Each entry below is to be transcribed exactly.

** BEGIN SUPPLIED DATA **

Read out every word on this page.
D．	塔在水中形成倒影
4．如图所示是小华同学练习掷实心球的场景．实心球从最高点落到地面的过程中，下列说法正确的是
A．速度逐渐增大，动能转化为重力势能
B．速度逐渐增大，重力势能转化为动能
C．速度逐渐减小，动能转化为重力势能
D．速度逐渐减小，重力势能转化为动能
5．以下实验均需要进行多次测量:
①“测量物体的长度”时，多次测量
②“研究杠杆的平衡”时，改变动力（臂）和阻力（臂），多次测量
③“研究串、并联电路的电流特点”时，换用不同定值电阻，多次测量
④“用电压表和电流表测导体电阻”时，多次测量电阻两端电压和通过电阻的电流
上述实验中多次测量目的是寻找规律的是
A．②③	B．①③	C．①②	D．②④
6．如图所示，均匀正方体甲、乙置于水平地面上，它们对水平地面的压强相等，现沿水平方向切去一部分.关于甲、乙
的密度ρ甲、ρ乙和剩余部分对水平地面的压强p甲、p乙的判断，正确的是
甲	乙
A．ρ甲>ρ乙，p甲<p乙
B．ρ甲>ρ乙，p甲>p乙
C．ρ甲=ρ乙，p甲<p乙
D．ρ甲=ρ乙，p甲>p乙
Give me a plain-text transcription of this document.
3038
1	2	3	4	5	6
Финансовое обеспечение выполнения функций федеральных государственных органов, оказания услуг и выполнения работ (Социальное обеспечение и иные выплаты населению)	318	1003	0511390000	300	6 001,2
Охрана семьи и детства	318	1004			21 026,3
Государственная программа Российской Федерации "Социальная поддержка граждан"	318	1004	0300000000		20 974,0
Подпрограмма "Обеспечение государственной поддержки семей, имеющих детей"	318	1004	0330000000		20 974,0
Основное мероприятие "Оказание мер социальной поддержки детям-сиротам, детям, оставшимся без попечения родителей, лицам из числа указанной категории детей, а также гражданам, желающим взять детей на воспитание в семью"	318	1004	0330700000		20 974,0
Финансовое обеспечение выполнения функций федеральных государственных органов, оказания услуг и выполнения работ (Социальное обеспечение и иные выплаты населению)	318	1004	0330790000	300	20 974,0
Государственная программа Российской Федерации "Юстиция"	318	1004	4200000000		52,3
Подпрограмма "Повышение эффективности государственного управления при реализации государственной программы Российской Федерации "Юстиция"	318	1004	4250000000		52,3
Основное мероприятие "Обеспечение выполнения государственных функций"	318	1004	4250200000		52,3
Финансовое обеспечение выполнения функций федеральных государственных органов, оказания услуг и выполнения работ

** END SUPPLIED DATA **

__IN RESPONSE__.
Read out every word on this page.
D．	塔在水中形成倒影
4．如图所示是小华同学练习掷实心球的场景．实心球从最高点落到地面的过程中，下列说法正确的是
A．速度逐渐增大，动能转化为重力势能
B．速度逐渐增大，重力势能转化为动能
C．速度逐渐减小，动能转化为重力势能
D．速度逐渐减小，重力势能转化为动能
5．以下实验均需要进行多次测量:
①“测量物体的长度”时，多次测量
②“研究杠杆的平衡”时，改变动力（臂）和阻力（臂），多次测量
③“研究串、并联电路的电流特点”时，换用不同定值电阻，多次测量
④“用电压表和电流表测导体电阻”时，多次测量电阻两端电压和通过电阻的电流
上述实验中多次测量目的是寻找规律的是
A．②③	B．①③	C．①②	D．②④
6．如图所示，均匀正方体甲、乙置于水平地面上，它们对水平地面的压强相等，现沿水平方向切去一部分.关于甲、乙
的密度ρ甲、ρ乙和剩余部分对水平地面的压强p甲、p乙的判断，正确的是
甲	乙
A．ρ甲>ρ乙，p甲<p乙
B．ρ甲>ρ乙，p甲>p乙
C．ρ甲=ρ乙，p甲<p乙
D．ρ甲=ρ乙，p甲>p乙
Give me a plain-text transcription of this document.
3038
1	2	3	4	5	6
Финансовое обеспечение выполнения функций федеральных государственных органов, оказания услуг и выполнения работ (Социальное обеспечение и иные выплаты населению)	318	1003	0511390000	300	6 001,2
Охрана семьи и детства	318	1004			21 026,3
Государственная программа Российской Федерации "Социальная поддержка граждан"	318	1004	0300000000		20 974,0
Подпрограмма "Обеспечение государственной поддержки семей, имеющих детей"	318	1004	0330000000		20 974,0
Основное мероприятие "Оказание мер социальной поддержки детям-сиротам, детям, оставшимся без попечения родителей, лицам из числа указанной категории детей, а также гражданам, желающим взять детей на воспитание в семью"	318	1004	0330700000		20 974,0
Финансовое обеспечение выполнения функций федеральных государственных органов, оказания услуг и выполнения работ (Социальное обеспечение и иные выплаты населению)	318	1004	0330790000	300	20 974,0
Государственная программа Российской Федерации "Юстиция"	318	1004	4200000000		52,3
Подпрограмма "Повышение эффективности государственного управления при реализации государственной программы Российской Федерации "Юстиция"	318	1004	4250000000		52,3
Основное мероприятие "Обеспечение выполнения государственных функций"	318	1004	4250200000		52,3
Финансовое обеспечение выполнения функций федеральных государственных органов, оказания услуг и выполнения работ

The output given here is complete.